>> Start
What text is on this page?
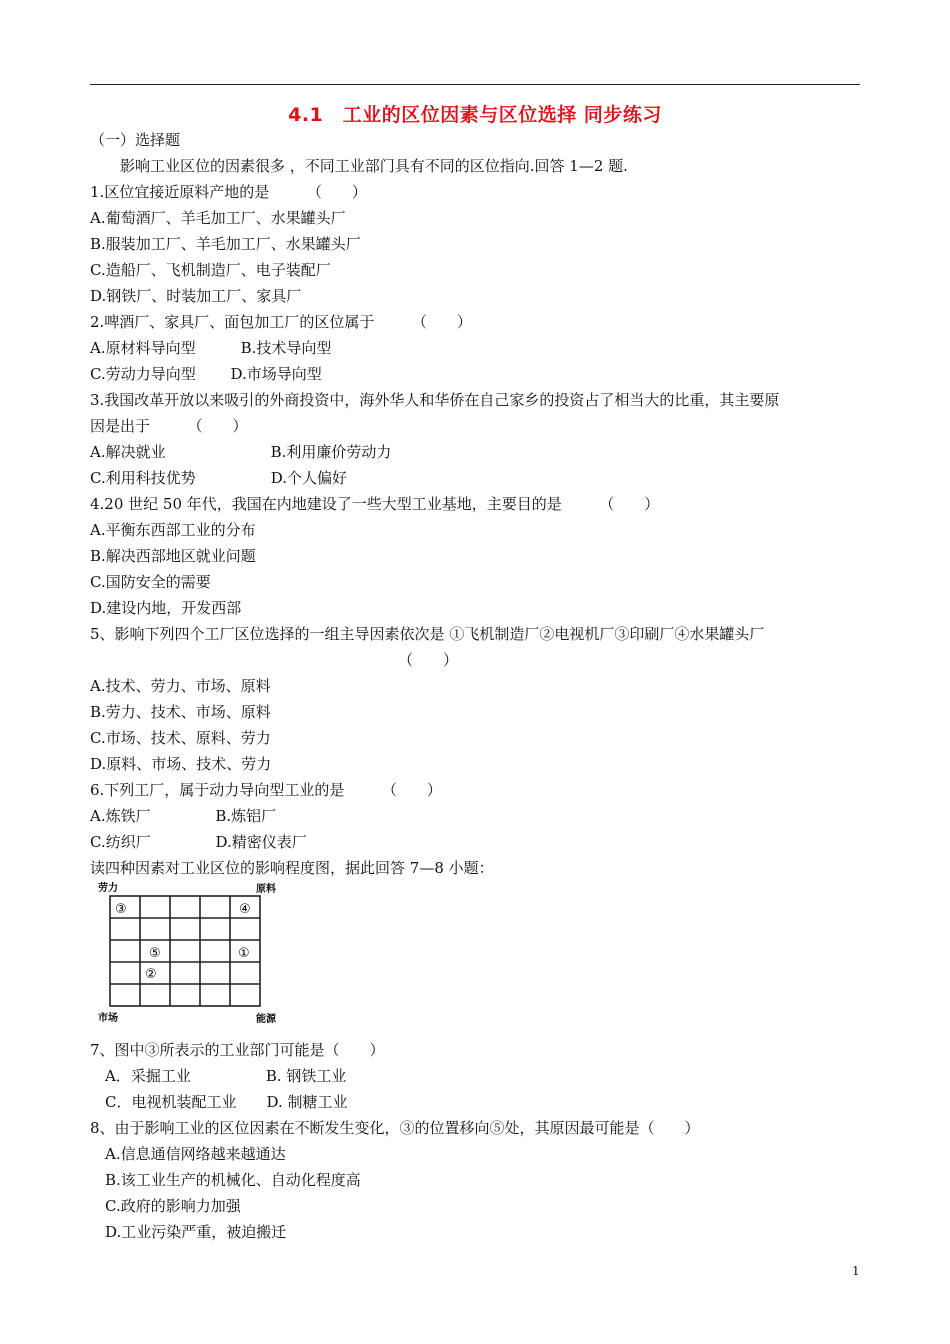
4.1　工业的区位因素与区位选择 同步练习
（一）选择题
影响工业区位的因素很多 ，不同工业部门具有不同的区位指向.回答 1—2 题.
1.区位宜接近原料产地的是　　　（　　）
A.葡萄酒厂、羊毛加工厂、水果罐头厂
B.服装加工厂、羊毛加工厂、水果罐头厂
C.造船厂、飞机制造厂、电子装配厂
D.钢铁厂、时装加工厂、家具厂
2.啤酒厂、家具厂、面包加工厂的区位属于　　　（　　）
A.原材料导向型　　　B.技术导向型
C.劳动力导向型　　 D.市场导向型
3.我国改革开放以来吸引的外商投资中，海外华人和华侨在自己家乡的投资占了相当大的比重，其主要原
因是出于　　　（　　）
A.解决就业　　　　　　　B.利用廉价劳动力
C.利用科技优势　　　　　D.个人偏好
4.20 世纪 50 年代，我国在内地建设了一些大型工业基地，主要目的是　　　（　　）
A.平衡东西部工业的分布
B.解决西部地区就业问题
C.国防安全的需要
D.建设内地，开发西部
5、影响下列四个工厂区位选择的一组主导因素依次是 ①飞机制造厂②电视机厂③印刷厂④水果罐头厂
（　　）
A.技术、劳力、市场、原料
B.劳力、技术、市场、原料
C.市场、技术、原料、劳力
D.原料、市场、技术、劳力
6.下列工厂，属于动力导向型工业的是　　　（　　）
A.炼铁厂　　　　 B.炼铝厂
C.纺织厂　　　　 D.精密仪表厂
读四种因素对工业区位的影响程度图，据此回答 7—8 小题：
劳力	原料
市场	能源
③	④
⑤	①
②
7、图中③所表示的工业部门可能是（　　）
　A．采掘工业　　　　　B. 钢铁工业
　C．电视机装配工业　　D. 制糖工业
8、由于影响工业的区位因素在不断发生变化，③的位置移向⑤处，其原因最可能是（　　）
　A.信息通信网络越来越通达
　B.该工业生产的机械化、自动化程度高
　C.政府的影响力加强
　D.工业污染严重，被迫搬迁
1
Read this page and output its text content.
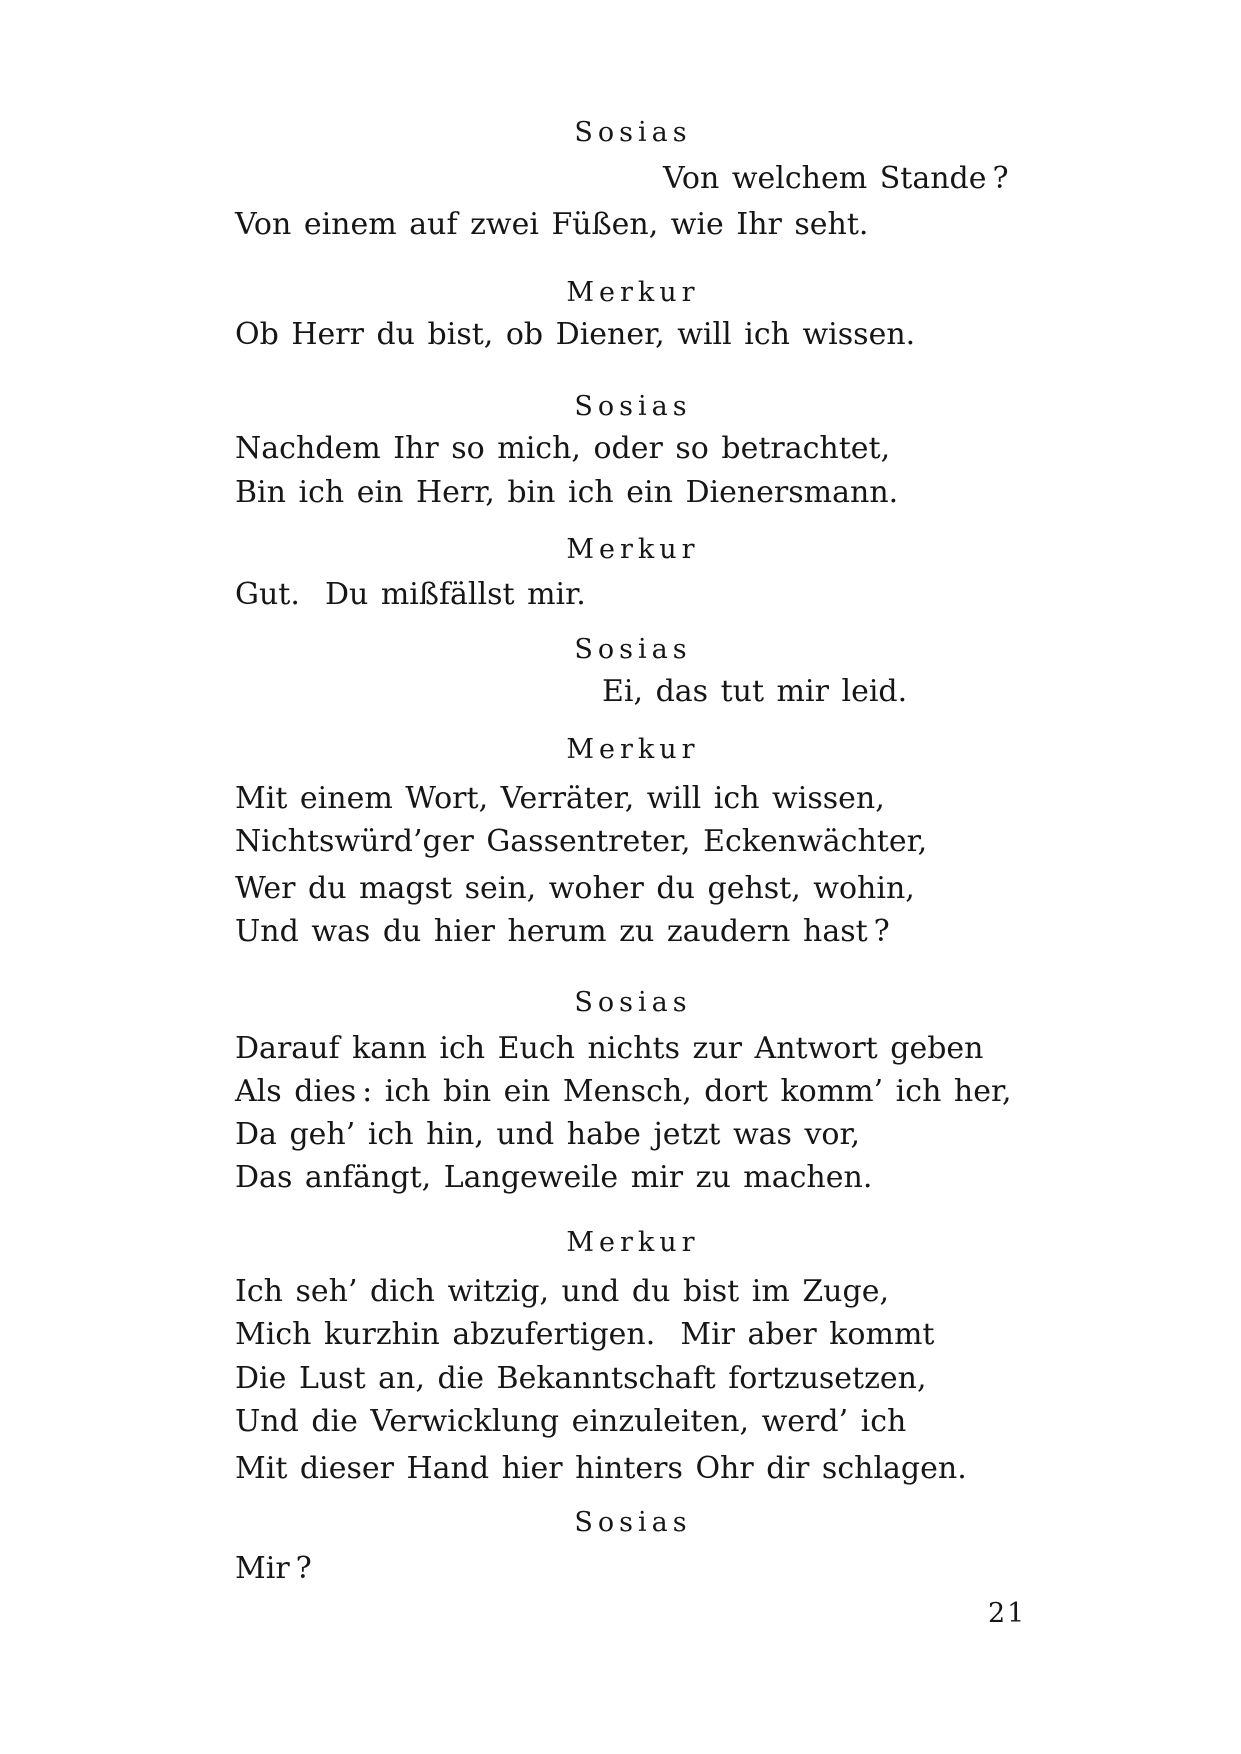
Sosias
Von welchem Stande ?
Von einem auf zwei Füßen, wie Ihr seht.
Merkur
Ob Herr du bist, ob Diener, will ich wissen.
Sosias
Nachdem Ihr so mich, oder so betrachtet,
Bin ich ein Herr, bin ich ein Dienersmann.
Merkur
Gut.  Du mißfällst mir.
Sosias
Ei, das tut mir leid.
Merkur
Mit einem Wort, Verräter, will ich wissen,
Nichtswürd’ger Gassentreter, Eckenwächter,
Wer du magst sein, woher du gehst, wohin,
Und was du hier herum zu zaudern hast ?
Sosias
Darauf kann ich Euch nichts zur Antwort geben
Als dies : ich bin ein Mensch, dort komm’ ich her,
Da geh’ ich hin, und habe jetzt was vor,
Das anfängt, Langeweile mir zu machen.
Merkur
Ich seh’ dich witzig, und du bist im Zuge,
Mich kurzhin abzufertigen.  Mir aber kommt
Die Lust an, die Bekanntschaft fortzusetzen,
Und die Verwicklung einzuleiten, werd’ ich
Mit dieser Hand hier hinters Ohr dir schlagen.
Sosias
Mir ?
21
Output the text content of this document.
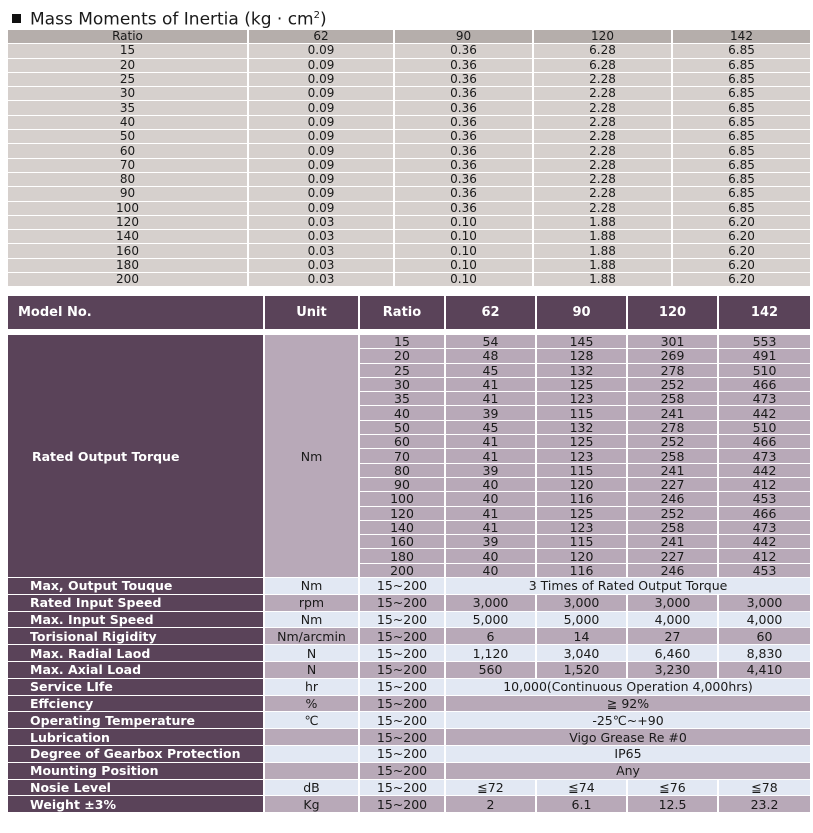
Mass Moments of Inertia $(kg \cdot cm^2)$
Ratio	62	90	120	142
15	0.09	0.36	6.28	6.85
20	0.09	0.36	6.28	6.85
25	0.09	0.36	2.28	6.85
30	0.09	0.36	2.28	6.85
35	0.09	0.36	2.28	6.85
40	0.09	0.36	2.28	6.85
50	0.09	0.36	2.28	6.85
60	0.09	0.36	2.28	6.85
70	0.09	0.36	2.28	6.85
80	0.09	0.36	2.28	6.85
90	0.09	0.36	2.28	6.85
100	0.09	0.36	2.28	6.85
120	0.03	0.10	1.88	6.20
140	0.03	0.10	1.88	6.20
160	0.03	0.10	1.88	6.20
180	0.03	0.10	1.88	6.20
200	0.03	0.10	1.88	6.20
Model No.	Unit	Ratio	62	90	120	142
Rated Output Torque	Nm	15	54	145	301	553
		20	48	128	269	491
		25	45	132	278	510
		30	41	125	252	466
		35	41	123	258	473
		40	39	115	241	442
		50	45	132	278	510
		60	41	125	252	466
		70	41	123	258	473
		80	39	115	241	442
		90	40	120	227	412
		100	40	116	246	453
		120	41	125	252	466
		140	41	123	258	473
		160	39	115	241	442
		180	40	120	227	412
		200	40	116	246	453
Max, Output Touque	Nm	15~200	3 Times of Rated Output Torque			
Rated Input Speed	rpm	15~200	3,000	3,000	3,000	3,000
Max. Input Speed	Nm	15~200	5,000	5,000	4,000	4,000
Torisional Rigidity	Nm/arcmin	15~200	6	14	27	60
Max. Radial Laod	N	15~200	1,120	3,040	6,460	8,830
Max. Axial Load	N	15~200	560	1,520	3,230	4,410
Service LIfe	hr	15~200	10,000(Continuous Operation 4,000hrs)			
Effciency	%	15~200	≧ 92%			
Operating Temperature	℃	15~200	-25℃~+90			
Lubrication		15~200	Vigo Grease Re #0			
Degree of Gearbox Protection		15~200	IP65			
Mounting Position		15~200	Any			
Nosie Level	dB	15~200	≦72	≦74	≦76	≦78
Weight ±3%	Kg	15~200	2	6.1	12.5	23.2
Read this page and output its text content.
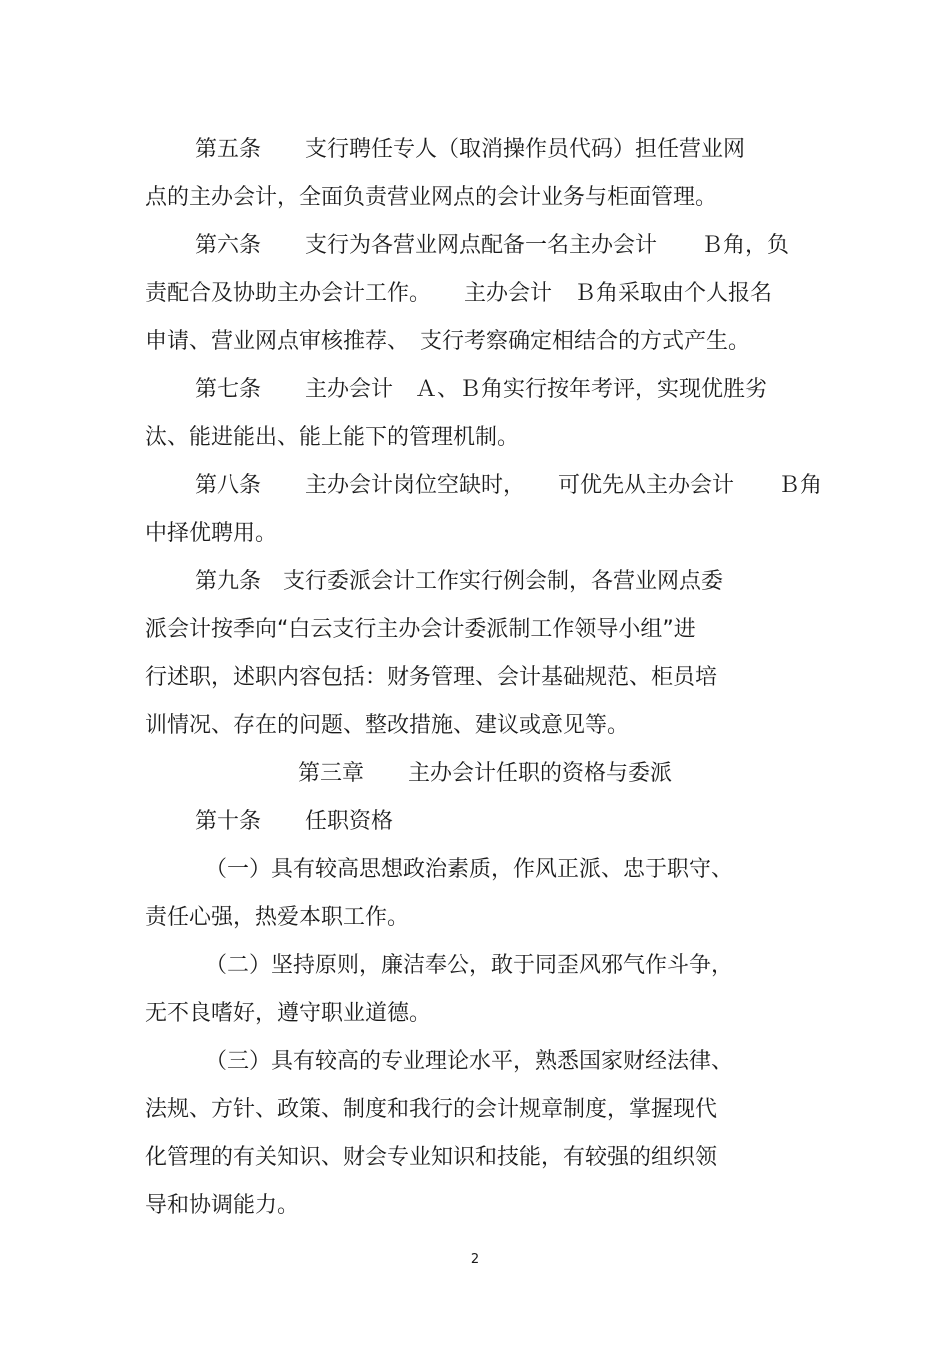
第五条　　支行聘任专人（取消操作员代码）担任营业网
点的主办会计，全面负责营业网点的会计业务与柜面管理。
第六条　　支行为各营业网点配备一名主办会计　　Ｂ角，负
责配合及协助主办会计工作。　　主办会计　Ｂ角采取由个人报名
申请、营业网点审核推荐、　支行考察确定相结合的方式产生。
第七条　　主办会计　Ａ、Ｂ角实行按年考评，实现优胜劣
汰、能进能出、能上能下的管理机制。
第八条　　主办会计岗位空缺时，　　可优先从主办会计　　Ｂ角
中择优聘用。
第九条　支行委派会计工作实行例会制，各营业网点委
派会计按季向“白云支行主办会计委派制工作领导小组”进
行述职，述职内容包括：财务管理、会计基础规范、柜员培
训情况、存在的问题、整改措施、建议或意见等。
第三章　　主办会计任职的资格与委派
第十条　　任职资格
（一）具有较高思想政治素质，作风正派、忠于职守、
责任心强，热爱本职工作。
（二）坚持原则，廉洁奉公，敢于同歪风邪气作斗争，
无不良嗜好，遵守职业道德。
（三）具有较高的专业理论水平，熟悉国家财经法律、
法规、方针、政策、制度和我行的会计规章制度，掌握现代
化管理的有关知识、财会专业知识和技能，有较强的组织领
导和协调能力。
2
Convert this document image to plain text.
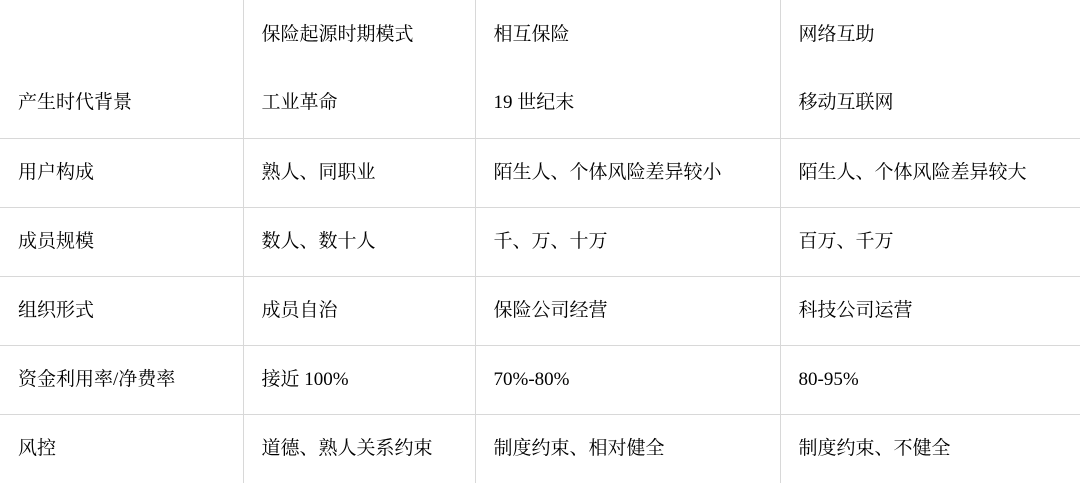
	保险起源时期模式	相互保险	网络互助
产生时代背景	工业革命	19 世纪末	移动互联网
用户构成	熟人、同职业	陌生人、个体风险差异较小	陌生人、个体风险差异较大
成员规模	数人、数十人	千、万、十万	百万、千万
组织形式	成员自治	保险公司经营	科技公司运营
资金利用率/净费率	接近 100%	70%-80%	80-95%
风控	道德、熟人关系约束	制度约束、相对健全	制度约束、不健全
>> End
_WORK TO COMPLETE_
State the number of lines holding the word "text" in the listing. Add nothing else.

_FINAL RESULT_
5